EXERCISE TASKS:
**1.** In the Graylog article on creating a warm tier on Data Node, find each sentence that mentions index sets and quote them in order.
**2.** Write the next part of the Graylog article on creating a warm tier on Data Node, picking up after its final sentence.

QUOTED PASSAGE:
Create a Warm Tier on Data Node

The following article exclusively pertains to a Graylog Enterprise feature or functionality. To learn more about obtaining an Enterprise license, please contact the Graylog Sales team.

When you use Graylog Data Tiering, you set data storage retention policies when you create or update index sets. In fact, you can set different tier policies for each index set, based on the requirements of the data they contain. Establishing a retention policy with a warm tier lets you maintain less-frequently searched data in lower cost and lower performance storage. See Data Tiering for complete information.

If you intend to use data tiering with a warm tier, you first need to configure your backend storage. This article explains how to prepare your environment for a warm tier on a Data Node installation, and also includes steps to follow to enable a warm tier for both new and existing index sets.

INFORMATION SHOWN:
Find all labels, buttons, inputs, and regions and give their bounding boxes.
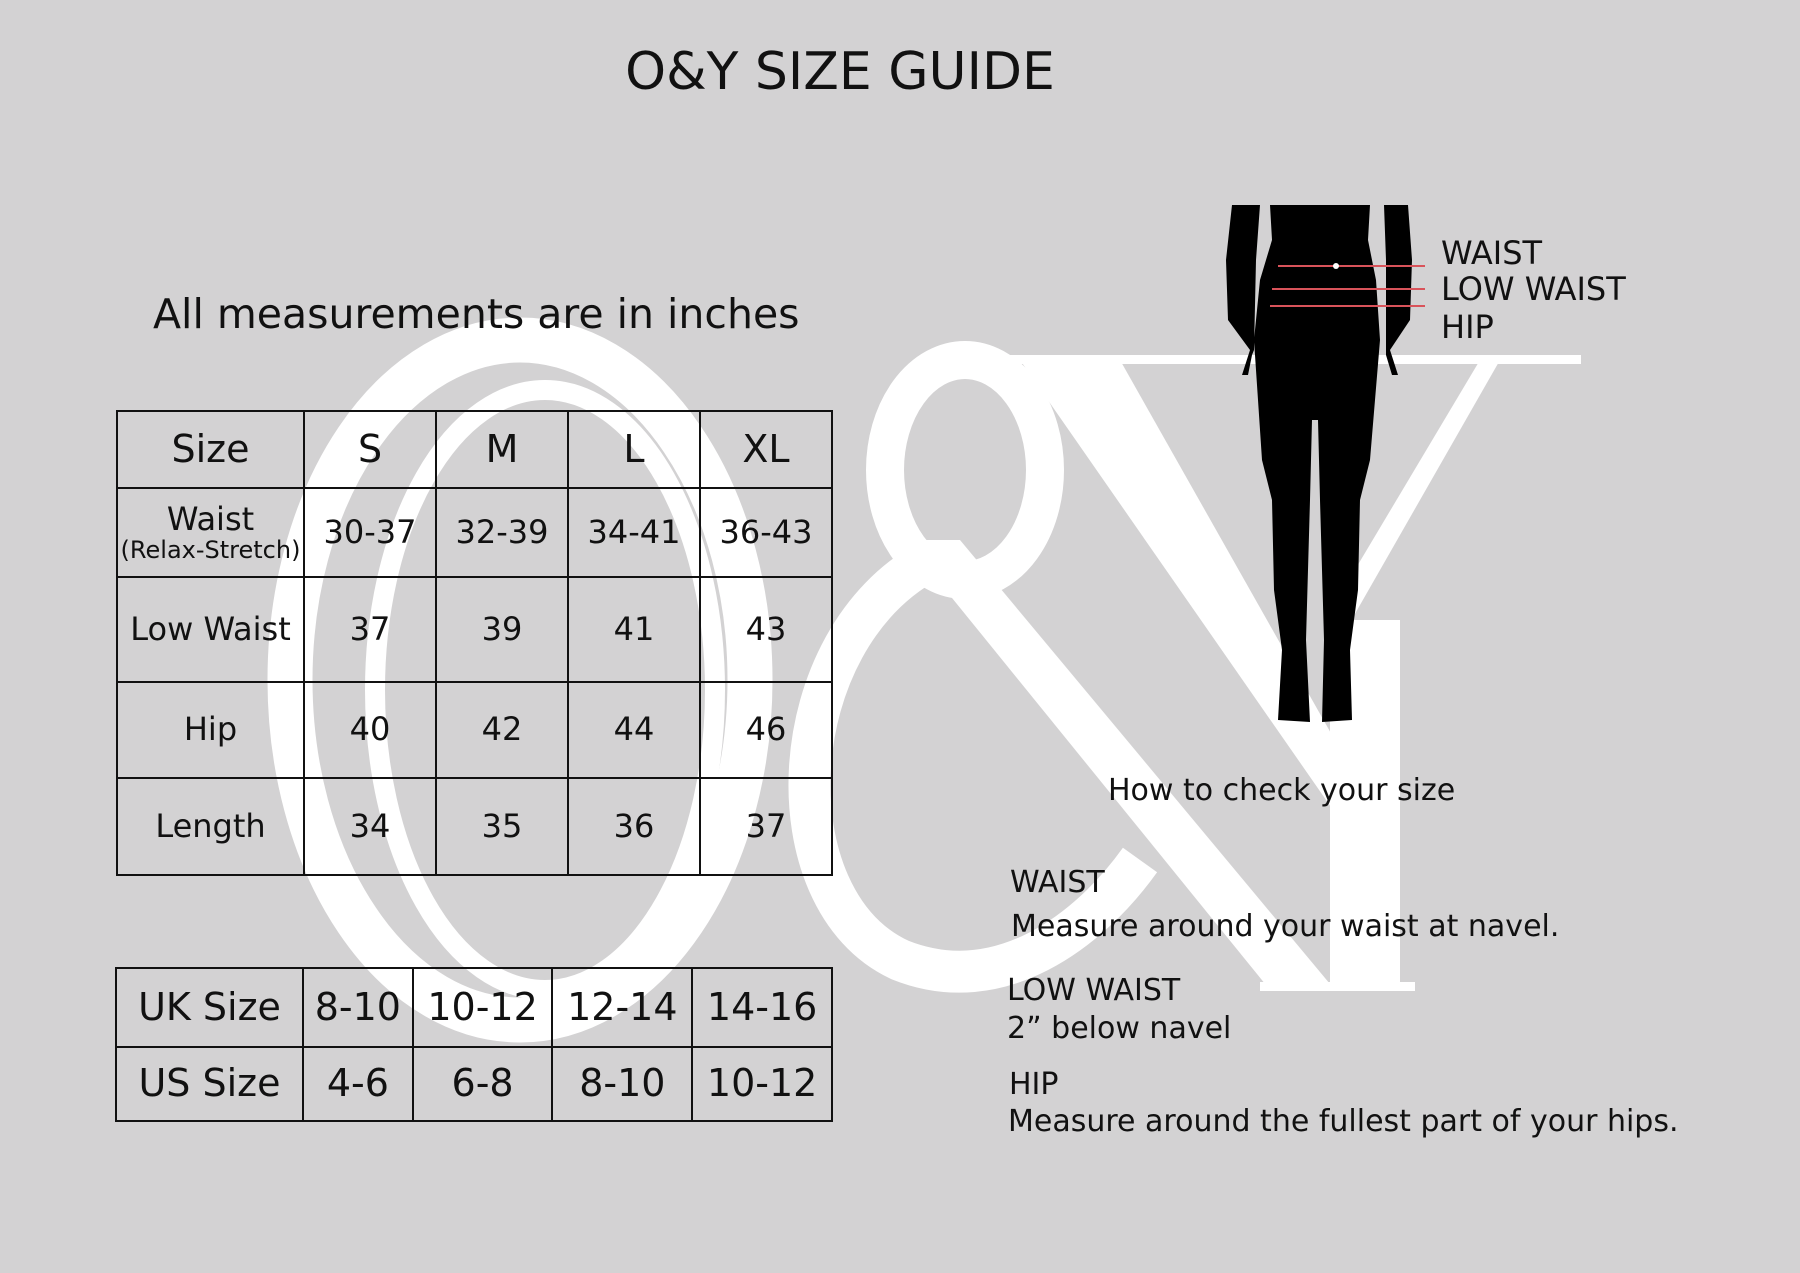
row-label: Waist (Relax-Stretch): [116, 487, 305, 578]
row-label: Hip: [116, 681, 305, 779]
table-header-row: Size S M L XL: [116, 410, 833, 489]
table-row: US Size 4-6 6-8 8-10 10-12: [115, 1046, 833, 1122]
cell: 39: [435, 576, 569, 683]
measurement-table: Size S M L XL Waist (Relax-Stretch) 30-37…: [116, 410, 833, 876]
figure-label-low-waist: LOW WAIST: [1441, 270, 1626, 308]
cell: 43: [699, 576, 833, 683]
cell: 8-10: [551, 1046, 694, 1122]
cell: 12-14: [551, 967, 694, 1048]
header-cell: Size: [116, 410, 305, 489]
header-cell: S: [303, 410, 437, 489]
cell: 36-43: [699, 487, 833, 578]
row-label: US Size: [115, 1046, 304, 1122]
howto-low-waist-title: LOW WAIST: [1007, 973, 1181, 1008]
cell: 8-10: [302, 967, 414, 1048]
row-label-text: Waist: [166, 499, 255, 538]
cell: 44: [567, 681, 701, 779]
row-label: Length: [116, 777, 305, 876]
cell: 30-37: [303, 487, 437, 578]
table-row: Low Waist 37 39 41 43: [116, 576, 833, 683]
cell: 34: [303, 777, 437, 876]
row-label: UK Size: [115, 967, 304, 1048]
cell: 34-41: [567, 487, 701, 578]
figure-label-waist: WAIST: [1441, 234, 1543, 272]
cell: 40: [303, 681, 437, 779]
body-silhouette-figure: [1226, 205, 1425, 722]
howto-heading: How to check your size: [1108, 773, 1456, 808]
cell: 37: [699, 777, 833, 876]
cell: 37: [303, 576, 437, 683]
cell: 36: [567, 777, 701, 876]
row-sublabel: (Relax-Stretch): [120, 536, 301, 565]
cell: 10-12: [691, 1046, 833, 1122]
cell: 42: [435, 681, 569, 779]
cell: 35: [435, 777, 569, 876]
silhouette: [1226, 205, 1412, 722]
header-cell: XL: [699, 410, 833, 489]
howto-hip-title: HIP: [1009, 1067, 1059, 1102]
cell: 41: [567, 576, 701, 683]
cell: 46: [699, 681, 833, 779]
size-conversion-table: UK Size 8-10 10-12 12-14 14-16 US Size 4…: [115, 967, 833, 1122]
cell: 32-39: [435, 487, 569, 578]
howto-low-waist-text: 2” below navel: [1007, 1011, 1232, 1046]
page-title: O&Y SIZE GUIDE: [625, 42, 1055, 102]
howto-waist-title: WAIST: [1010, 865, 1105, 900]
header-cell: L: [567, 410, 701, 489]
units-note: All measurements are in inches: [153, 290, 800, 338]
row-label: Low Waist: [116, 576, 305, 683]
howto-hip-text: Measure around the fullest part of your …: [1008, 1104, 1679, 1139]
figure-label-hip: HIP: [1441, 308, 1494, 346]
table-row: Length 34 35 36 37: [116, 777, 833, 876]
cell: 14-16: [691, 967, 833, 1048]
table-row: Hip 40 42 44 46: [116, 681, 833, 779]
howto-waist-text: Measure around your waist at navel.: [1011, 909, 1560, 944]
cell: 6-8: [411, 1046, 554, 1122]
header-cell: M: [435, 410, 569, 489]
cell: 10-12: [411, 967, 554, 1048]
cell: 4-6: [302, 1046, 414, 1122]
navel-marker: [1333, 263, 1339, 269]
table-row: Waist (Relax-Stretch) 30-37 32-39 34-41 3…: [116, 487, 833, 578]
table-row: UK Size 8-10 10-12 12-14 14-16: [115, 967, 833, 1048]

ANSWERS TO THE TASKS:
**1.**
1. "When you use Graylog Data Tiering, you set data storage retention policies when you create or update index sets."
2. "In fact, you can set different tier policies for each index set, based on the requirements of the data they contain."
3. "This article explains how to prepare your environment for a warm tier on a Data Node installation, and also includes steps to follow to enable a warm tier for both new and existing index sets."

**2.**
Hint: If you are using a self-managed OpenSearch installation, the requirements and procedures are different. See Create a Warm Tier on Self-Managed OpenSearch for information.

Prerequisites

Before proceeding, ensure that the following prerequisites are met:

You must be a Graylog administrator to set up a warm tier backend and enable a warm tier.
For Amazon S3 and Google Cloud Storage (GCS) storage backends, you must have appropriate credentials to configure that storage.

Prepare Your Environment for a Warm Tier

Before you can enable a warm tier for your Data Node installation, you must set up a storage repository. We recommend that you locate your warm tier data in an S3 or GCS bucket, but you can also choose to store this data in any supported file system repository.

The initial steps for enabling a repository are completed outside of the Graylog web interface and differ depending on the storage backend you choose:

For a file system, follow these steps▼

In the Data Node configuration file, datanode.conf, for all nodes, specify the location of the local storage with the path_repo property. This storage location must be located on shared storage that is accessible from all nodes, such as an NFS share.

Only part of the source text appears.